_What you will do_
Omit any picture, and return the remaining data exactly as written.

** START Records supplied **

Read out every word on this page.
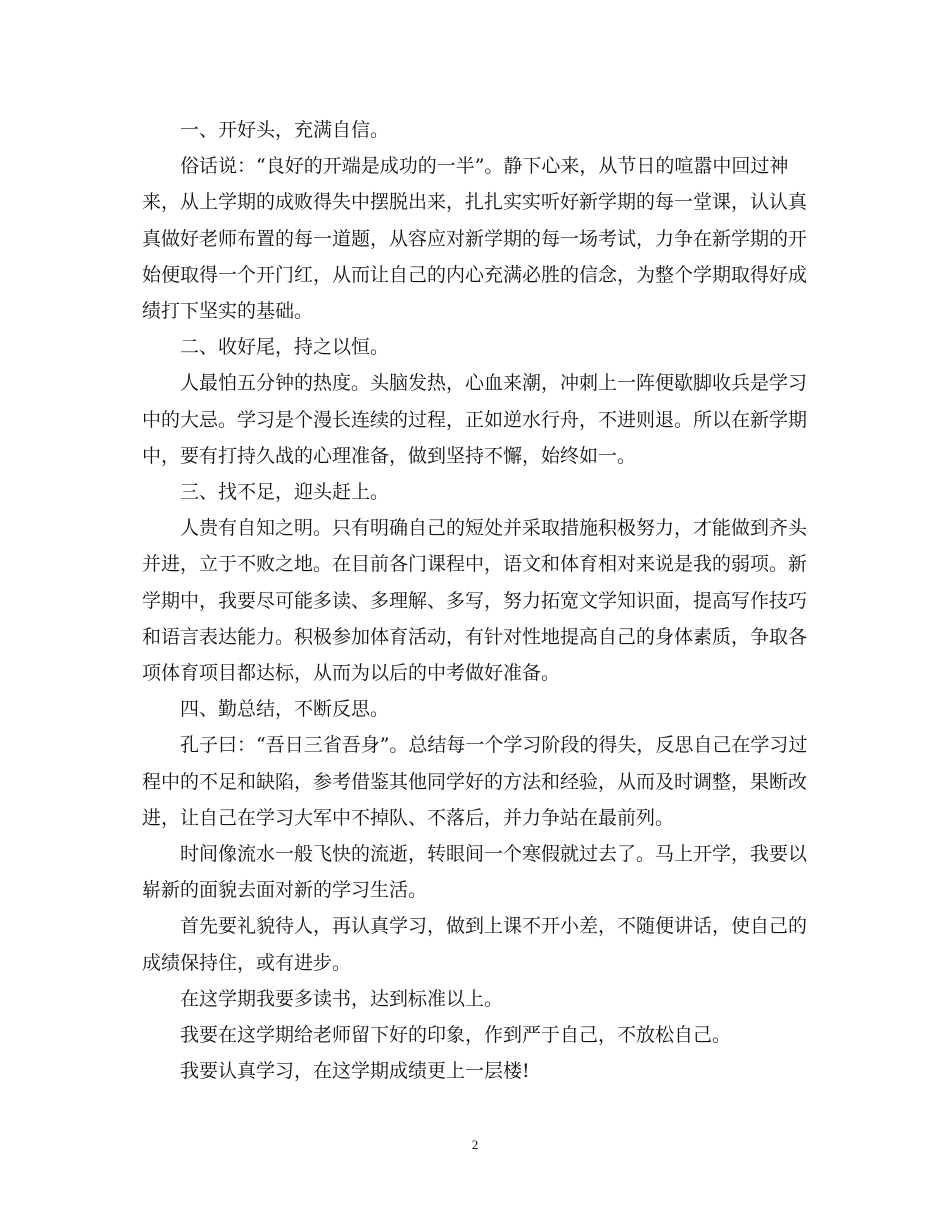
一、开好头，充满自信。

俗话说：“良好的开端是成功的一半”。静下心来，从节日的喧嚣中回过神来，从上学期的成败得失中摆脱出来，扎扎实实听好新学期的每一堂课，认认真真做好老师布置的每一道题，从容应对新学期的每一场考试，力争在新学期的开始便取得一个开门红，从而让自己的内心充满必胜的信念，为整个学期取得好成绩打下坚实的基础。

二、收好尾，持之以恒。

人最怕五分钟的热度。头脑发热，心血来潮，冲刺上一阵便歇脚收兵是学习中的大忌。学习是个漫长连续的过程，正如逆水行舟，不进则退。所以在新学期中，要有打持久战的心理准备，做到坚持不懈，始终如一。

三、找不足，迎头赶上。

人贵有自知之明。只有明确自己的短处并采取措施积极努力，才能做到齐头并进，立于不败之地。在目前各门课程中，语文和体育相对来说是我的弱项。新学期中，我要尽可能多读、多理解、多写，努力拓宽文学知识面，提高写作技巧和语言表达能力。积极参加体育活动，有针对性地提高自己的身体素质，争取各项体育项目都达标，从而为以后的中考做好准备。

四、勤总结，不断反思。

孔子曰：“吾日三省吾身”。总结每一个学习阶段的得失，反思自己在学习过程中的不足和缺陷，参考借鉴其他同学好的方法和经验，从而及时调整，果断改进，让自己在学习大军中不掉队、不落后，并力争站在最前列。

时间像流水一般飞快的流逝，转眼间一个寒假就过去了。马上开学，我要以崭新的面貌去面对新的学习生活。

首先要礼貌待人，再认真学习，做到上课不开小差，不随便讲话，使自己的成绩保持住，或有进步。

在这学期我要多读书，达到标准以上。

我要在这学期给老师留下好的印象，作到严于自己，不放松自己。

我要认真学习，在这学期成绩更上一层楼!

2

** END Records supplied **

_Solved problem_
Read out every word on this page.
一、开好头，充满自信。

俗话说：“良好的开端是成功的一半”。静下心来，从节日的喧嚣中回过神来，从上学期的成败得失中摆脱出来，扎扎实实听好新学期的每一堂课，认认真真做好老师布置的每一道题，从容应对新学期的每一场考试，力争在新学期的开始便取得一个开门红，从而让自己的内心充满必胜的信念，为整个学期取得好成绩打下坚实的基础。

二、收好尾，持之以恒。

人最怕五分钟的热度。头脑发热，心血来潮，冲刺上一阵便歇脚收兵是学习中的大忌。学习是个漫长连续的过程，正如逆水行舟，不进则退。所以在新学期中，要有打持久战的心理准备，做到坚持不懈，始终如一。

三、找不足，迎头赶上。

人贵有自知之明。只有明确自己的短处并采取措施积极努力，才能做到齐头并进，立于不败之地。在目前各门课程中，语文和体育相对来说是我的弱项。新学期中，我要尽可能多读、多理解、多写，努力拓宽文学知识面，提高写作技巧和语言表达能力。积极参加体育活动，有针对性地提高自己的身体素质，争取各项体育项目都达标，从而为以后的中考做好准备。

四、勤总结，不断反思。

孔子曰：“吾日三省吾身”。总结每一个学习阶段的得失，反思自己在学习过程中的不足和缺陷，参考借鉴其他同学好的方法和经验，从而及时调整，果断改进，让自己在学习大军中不掉队、不落后，并力争站在最前列。

时间像流水一般飞快的流逝，转眼间一个寒假就过去了。马上开学，我要以崭新的面貌去面对新的学习生活。

首先要礼貌待人，再认真学习，做到上课不开小差，不随便讲话，使自己的成绩保持住，或有进步。

在这学期我要多读书，达到标准以上。

我要在这学期给老师留下好的印象，作到严于自己，不放松自己。

我要认真学习，在这学期成绩更上一层楼!

2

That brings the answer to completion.